• Material provided:

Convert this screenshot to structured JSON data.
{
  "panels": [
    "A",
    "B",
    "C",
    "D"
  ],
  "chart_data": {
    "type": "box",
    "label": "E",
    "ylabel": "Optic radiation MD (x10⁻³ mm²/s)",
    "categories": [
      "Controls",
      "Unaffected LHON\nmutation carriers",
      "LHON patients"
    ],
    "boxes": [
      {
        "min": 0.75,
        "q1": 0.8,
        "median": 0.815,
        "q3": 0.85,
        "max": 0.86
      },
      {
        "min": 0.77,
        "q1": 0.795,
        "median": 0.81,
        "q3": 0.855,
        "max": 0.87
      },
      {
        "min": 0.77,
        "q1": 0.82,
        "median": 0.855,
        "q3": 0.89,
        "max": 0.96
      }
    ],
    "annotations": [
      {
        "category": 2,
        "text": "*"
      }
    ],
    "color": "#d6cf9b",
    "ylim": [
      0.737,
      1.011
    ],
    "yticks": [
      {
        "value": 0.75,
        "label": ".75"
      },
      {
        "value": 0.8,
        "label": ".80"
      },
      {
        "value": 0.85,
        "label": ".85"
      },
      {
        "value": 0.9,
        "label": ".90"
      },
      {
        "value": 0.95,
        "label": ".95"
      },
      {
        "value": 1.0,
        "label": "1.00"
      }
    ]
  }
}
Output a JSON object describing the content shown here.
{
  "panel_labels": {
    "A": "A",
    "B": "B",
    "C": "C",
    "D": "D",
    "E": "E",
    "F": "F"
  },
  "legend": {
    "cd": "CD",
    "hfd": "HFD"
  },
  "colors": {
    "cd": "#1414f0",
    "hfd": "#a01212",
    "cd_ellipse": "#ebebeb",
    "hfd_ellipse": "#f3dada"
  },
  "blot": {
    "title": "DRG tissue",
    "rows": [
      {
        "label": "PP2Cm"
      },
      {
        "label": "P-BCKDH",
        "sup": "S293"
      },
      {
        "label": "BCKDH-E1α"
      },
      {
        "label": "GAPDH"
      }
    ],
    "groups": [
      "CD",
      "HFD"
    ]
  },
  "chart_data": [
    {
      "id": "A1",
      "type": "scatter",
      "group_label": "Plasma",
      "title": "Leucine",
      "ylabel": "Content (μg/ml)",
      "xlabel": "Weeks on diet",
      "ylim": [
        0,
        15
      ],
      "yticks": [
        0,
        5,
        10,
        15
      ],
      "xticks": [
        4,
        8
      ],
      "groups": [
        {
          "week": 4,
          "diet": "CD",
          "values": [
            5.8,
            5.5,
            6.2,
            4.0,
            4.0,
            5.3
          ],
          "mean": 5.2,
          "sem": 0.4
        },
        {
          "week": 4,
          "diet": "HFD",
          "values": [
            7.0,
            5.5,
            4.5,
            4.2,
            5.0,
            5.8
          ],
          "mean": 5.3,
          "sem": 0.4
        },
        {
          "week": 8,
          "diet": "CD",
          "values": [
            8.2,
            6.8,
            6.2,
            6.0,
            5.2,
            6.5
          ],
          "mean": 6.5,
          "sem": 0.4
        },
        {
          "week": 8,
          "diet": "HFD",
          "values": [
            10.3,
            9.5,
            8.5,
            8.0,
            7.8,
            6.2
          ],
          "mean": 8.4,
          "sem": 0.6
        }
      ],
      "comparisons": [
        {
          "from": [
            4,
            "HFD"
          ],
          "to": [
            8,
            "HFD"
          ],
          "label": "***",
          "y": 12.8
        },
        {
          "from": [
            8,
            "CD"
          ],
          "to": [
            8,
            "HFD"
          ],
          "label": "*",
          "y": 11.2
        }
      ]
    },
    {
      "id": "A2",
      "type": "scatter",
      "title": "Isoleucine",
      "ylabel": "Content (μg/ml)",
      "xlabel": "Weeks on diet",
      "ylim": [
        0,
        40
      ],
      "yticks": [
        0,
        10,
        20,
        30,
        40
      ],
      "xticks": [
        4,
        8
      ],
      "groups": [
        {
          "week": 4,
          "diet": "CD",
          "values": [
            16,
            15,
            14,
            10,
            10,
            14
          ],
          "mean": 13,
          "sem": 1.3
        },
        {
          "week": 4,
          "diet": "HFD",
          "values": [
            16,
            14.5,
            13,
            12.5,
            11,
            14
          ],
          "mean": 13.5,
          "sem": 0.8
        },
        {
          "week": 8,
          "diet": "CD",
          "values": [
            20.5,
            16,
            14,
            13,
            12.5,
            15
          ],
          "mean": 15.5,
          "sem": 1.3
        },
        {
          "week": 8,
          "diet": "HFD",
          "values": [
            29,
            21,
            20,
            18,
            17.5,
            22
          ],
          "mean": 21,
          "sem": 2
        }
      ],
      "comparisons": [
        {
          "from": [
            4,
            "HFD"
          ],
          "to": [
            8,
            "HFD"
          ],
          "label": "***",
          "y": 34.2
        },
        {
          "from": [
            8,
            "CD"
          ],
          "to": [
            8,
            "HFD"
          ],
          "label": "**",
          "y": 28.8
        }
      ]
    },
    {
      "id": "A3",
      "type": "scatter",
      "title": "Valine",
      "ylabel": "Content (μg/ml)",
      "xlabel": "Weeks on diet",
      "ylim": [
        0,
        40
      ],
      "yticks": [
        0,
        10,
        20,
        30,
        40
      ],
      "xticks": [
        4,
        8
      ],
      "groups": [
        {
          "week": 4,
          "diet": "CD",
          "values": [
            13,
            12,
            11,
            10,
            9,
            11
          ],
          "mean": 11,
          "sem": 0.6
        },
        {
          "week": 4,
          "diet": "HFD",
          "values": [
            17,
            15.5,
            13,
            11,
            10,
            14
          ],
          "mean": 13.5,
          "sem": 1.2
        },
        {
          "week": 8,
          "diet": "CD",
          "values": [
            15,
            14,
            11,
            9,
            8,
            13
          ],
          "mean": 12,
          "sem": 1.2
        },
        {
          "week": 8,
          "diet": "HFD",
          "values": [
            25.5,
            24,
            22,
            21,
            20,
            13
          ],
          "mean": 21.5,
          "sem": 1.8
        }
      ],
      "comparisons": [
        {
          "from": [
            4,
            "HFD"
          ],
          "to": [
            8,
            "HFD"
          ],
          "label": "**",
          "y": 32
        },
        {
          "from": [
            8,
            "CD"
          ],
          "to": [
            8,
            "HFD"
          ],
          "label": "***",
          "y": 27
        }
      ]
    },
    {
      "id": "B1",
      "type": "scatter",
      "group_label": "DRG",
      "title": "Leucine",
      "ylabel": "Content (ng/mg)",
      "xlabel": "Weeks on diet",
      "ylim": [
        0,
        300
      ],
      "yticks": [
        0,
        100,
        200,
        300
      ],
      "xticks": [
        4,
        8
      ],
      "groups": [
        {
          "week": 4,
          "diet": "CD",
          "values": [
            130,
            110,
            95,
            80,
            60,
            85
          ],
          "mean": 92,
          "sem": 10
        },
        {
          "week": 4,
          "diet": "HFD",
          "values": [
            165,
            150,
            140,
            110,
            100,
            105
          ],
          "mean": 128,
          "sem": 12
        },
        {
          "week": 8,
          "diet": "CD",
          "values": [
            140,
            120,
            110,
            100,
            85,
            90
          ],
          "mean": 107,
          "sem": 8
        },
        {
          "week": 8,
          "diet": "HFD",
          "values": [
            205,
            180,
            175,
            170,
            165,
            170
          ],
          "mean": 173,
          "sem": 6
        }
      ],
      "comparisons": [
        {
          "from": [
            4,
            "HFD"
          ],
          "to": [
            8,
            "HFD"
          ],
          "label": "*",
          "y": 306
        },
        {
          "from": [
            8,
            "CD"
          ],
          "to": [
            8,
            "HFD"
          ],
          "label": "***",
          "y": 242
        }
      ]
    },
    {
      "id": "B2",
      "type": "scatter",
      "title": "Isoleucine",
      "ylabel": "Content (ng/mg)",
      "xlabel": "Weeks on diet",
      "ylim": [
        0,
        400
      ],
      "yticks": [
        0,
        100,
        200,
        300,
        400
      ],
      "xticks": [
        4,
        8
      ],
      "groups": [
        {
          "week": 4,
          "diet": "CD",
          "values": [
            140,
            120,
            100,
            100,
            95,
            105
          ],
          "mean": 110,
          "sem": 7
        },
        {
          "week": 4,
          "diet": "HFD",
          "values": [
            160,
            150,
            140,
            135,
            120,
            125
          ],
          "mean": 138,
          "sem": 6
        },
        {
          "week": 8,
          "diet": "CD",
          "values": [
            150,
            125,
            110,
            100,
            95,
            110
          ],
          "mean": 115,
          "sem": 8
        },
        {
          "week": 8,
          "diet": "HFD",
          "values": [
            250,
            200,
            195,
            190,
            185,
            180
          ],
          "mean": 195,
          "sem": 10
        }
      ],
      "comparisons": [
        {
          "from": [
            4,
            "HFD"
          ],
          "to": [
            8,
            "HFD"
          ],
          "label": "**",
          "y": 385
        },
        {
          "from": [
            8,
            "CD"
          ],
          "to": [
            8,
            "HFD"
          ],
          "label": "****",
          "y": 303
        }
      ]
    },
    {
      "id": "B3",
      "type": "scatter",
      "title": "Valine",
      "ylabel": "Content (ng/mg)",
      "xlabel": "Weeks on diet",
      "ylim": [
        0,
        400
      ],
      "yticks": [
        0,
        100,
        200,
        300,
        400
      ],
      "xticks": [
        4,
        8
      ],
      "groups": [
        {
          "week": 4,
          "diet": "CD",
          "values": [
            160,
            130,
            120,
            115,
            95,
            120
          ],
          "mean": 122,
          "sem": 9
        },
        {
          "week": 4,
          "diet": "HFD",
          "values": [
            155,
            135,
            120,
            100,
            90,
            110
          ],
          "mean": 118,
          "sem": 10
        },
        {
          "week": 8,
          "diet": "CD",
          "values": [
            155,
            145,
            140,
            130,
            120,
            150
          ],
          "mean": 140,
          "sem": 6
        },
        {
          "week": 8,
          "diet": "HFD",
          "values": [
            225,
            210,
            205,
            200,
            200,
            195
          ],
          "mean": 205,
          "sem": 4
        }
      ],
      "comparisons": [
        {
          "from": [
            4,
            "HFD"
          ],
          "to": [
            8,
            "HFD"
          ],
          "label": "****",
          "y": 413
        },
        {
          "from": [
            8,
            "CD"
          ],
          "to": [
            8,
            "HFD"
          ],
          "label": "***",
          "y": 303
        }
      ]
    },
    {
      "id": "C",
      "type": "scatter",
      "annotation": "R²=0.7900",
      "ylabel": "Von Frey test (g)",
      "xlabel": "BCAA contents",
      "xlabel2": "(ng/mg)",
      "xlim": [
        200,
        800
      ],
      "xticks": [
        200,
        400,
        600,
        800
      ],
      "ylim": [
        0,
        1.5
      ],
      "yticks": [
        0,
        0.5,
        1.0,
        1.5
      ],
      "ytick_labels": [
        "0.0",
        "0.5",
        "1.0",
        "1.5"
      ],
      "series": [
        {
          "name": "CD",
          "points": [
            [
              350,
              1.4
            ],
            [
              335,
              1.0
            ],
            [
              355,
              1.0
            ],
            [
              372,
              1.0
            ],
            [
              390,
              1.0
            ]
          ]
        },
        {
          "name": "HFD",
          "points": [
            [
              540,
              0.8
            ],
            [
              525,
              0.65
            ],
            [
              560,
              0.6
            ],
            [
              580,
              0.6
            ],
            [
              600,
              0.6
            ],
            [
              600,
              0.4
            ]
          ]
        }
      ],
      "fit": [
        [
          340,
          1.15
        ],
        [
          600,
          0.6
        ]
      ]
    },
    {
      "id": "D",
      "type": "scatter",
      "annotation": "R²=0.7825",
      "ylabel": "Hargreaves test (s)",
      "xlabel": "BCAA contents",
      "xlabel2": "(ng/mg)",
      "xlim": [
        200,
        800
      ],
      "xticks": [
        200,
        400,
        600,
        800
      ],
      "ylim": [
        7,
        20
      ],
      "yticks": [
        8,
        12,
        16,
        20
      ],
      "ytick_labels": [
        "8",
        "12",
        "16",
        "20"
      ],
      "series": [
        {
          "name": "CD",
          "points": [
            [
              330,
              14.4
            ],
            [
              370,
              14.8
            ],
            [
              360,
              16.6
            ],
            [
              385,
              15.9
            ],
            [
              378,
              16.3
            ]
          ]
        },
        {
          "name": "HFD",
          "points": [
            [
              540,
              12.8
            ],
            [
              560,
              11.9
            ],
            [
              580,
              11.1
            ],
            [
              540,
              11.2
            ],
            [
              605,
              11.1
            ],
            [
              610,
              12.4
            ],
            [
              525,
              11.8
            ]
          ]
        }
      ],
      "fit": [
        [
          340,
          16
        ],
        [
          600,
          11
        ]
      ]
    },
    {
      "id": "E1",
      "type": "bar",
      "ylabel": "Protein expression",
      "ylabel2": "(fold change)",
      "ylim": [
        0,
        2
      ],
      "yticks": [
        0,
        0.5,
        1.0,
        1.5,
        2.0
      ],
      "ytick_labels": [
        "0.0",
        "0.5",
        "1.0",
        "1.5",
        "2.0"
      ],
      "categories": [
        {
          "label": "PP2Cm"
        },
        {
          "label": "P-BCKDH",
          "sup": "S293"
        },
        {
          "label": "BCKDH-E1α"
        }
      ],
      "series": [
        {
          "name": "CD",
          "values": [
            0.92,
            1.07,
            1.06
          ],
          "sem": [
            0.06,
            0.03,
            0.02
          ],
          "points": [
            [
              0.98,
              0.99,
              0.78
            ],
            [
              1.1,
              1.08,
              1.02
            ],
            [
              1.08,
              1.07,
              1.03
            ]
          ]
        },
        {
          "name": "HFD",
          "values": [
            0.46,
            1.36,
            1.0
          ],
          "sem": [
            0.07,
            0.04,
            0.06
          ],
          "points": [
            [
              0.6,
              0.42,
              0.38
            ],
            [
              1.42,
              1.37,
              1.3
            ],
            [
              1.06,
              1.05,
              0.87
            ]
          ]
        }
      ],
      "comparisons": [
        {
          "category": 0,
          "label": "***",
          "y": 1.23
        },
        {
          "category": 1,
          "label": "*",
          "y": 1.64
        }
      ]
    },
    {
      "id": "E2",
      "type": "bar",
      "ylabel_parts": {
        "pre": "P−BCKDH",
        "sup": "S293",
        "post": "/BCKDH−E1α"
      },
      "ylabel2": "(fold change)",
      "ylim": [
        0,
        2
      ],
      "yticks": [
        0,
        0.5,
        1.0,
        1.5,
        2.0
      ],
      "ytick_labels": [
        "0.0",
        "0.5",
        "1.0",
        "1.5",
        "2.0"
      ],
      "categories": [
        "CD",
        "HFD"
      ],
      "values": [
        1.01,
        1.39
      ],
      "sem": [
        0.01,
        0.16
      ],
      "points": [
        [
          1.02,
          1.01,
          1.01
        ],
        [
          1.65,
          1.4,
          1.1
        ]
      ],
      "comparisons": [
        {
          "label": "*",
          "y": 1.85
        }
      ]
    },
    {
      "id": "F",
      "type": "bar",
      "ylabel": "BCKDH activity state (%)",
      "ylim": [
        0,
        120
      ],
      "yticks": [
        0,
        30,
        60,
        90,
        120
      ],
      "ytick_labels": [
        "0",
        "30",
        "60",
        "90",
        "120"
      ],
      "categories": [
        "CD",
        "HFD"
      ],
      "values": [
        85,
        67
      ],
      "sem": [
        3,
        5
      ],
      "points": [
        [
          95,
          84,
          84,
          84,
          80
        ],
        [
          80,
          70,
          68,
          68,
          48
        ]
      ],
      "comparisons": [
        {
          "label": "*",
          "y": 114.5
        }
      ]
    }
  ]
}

• Description of the task:
In the listing above, find the lines holding the word "JSON" and copy them.

• Answer space:
Convert this screenshot to structured JSON data.
Output a JSON object describing the content shown here.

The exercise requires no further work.